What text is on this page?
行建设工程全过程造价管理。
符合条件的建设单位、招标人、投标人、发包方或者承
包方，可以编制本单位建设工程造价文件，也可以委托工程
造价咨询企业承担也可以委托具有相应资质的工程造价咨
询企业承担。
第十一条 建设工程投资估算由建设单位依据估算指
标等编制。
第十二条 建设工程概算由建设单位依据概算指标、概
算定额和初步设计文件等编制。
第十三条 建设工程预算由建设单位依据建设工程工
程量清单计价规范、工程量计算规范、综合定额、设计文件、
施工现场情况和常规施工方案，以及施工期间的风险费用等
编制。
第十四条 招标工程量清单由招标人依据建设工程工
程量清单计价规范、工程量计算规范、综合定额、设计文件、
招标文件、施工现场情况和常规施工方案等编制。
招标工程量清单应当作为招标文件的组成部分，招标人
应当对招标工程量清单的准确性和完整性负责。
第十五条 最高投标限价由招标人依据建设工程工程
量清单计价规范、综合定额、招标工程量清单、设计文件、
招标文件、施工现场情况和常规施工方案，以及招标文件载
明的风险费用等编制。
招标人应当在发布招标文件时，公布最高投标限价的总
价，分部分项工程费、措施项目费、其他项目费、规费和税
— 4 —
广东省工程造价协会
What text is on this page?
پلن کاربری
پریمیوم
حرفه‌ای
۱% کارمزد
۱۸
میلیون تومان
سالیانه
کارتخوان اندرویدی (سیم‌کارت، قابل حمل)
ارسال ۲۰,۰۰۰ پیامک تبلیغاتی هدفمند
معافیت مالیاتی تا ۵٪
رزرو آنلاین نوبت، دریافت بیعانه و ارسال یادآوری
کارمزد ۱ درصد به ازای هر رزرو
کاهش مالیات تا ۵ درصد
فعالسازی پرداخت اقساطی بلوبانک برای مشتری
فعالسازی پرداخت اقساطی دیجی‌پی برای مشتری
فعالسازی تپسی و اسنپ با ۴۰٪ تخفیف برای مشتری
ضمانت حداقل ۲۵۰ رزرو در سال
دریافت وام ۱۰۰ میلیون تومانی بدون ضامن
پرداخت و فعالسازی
____
Output all of the material, please, exactly as it stands.

Complete output:
What text is on this page?
行建设工程全过程造价管理。
符合条件的建设单位、招标人、投标人、发包方或者承
包方，可以编制本单位建设工程造价文件，也可以委托工程
造价咨询企业承担也可以委托具有相应资质的工程造价咨
询企业承担。
第十一条 建设工程投资估算由建设单位依据估算指
标等编制。
第十二条 建设工程概算由建设单位依据概算指标、概
算定额和初步设计文件等编制。
第十三条 建设工程预算由建设单位依据建设工程工
程量清单计价规范、工程量计算规范、综合定额、设计文件、
施工现场情况和常规施工方案，以及施工期间的风险费用等
编制。
第十四条 招标工程量清单由招标人依据建设工程工
程量清单计价规范、工程量计算规范、综合定额、设计文件、
招标文件、施工现场情况和常规施工方案等编制。
招标工程量清单应当作为招标文件的组成部分，招标人
应当对招标工程量清单的准确性和完整性负责。
第十五条 最高投标限价由招标人依据建设工程工程
量清单计价规范、综合定额、招标工程量清单、设计文件、
招标文件、施工现场情况和常规施工方案，以及招标文件载
明的风险费用等编制。
招标人应当在发布招标文件时，公布最高投标限价的总
价，分部分项工程费、措施项目费、其他项目费、规费和税
— 4 —
广东省工程造价协会
What text is on this page?
پلن کاربری
پریمیوم
حرفه‌ای
۱% کارمزد
۱۸
میلیون تومان
سالیانه
کارتخوان اندرویدی (سیم‌کارت، قابل حمل)
ارسال ۲۰,۰۰۰ پیامک تبلیغاتی هدفمند
معافیت مالیاتی تا ۵٪
رزرو آنلاین نوبت، دریافت بیعانه و ارسال یادآوری
کارمزد ۱ درصد به ازای هر رزرو
کاهش مالیات تا ۵ درصد
فعالسازی پرداخت اقساطی بلوبانک برای مشتری
فعالسازی پرداخت اقساطی دیجی‌پی برای مشتری
فعالسازی تپسی و اسنپ با ۴۰٪ تخفیف برای مشتری
ضمانت حداقل ۲۵۰ رزرو در سال
دریافت وام ۱۰۰ میلیون تومانی بدون ضامن
پرداخت و فعالسازی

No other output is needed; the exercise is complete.